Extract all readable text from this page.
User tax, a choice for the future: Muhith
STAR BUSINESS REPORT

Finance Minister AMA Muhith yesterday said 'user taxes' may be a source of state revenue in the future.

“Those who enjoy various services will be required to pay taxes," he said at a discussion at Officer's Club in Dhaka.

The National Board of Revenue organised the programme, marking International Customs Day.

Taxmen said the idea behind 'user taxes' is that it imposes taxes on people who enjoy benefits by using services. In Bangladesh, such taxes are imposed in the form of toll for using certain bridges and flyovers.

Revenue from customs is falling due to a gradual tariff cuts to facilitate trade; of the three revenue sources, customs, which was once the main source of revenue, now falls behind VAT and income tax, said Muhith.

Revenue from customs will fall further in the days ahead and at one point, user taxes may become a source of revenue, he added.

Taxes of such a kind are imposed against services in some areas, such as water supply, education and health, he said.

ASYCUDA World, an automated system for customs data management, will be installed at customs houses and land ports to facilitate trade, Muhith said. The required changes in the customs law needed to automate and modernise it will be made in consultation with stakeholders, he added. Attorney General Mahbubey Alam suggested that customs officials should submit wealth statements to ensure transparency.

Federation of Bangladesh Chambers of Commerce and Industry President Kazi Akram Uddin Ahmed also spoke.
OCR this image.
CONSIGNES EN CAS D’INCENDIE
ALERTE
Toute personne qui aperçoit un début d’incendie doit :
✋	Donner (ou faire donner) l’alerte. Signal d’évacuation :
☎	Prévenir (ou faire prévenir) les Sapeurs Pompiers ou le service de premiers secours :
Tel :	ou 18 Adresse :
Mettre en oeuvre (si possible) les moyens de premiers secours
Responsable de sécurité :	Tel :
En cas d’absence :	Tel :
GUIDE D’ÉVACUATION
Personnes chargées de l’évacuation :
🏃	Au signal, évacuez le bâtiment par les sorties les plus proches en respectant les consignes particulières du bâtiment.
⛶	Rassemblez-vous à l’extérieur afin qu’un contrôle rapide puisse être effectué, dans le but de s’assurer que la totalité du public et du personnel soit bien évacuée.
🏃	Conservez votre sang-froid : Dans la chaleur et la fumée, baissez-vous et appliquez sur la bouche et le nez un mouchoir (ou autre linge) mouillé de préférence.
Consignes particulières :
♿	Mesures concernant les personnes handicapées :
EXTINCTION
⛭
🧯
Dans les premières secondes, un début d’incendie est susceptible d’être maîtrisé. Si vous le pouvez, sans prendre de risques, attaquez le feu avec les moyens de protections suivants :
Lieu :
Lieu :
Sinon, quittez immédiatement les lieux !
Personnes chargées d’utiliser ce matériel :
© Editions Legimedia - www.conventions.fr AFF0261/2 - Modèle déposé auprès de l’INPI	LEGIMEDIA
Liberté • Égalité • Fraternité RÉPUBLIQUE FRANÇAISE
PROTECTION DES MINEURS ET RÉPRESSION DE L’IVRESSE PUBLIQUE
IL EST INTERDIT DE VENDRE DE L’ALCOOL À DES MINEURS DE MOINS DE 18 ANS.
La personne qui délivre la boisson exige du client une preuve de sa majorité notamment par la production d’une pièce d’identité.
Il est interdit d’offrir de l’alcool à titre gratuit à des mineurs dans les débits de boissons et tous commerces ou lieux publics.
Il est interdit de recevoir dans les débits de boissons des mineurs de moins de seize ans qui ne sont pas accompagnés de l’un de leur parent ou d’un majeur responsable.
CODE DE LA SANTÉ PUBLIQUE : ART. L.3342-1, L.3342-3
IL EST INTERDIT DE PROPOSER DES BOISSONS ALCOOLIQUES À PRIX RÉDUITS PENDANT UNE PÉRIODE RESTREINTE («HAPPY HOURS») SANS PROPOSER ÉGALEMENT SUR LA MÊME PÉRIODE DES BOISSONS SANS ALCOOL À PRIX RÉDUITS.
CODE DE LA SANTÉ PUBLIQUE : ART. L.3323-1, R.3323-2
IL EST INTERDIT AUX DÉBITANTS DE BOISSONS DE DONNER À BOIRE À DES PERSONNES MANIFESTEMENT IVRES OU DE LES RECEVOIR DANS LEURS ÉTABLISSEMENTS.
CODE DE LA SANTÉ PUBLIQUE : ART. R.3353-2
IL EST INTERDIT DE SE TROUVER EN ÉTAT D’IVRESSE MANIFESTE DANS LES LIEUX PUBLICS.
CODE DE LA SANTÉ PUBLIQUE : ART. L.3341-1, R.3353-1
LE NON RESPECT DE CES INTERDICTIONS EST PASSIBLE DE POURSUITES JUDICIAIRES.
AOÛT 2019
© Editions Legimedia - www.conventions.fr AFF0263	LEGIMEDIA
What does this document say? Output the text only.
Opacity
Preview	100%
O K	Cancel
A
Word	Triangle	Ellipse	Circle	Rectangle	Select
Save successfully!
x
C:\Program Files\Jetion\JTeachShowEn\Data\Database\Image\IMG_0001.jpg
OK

■ WHAT IS ASKED ■
Identify and list each line with the word "text".

■ OUTPUT FOR THIS TASK ■
Extract all readable text from this page.
What does this document say? Output the text only.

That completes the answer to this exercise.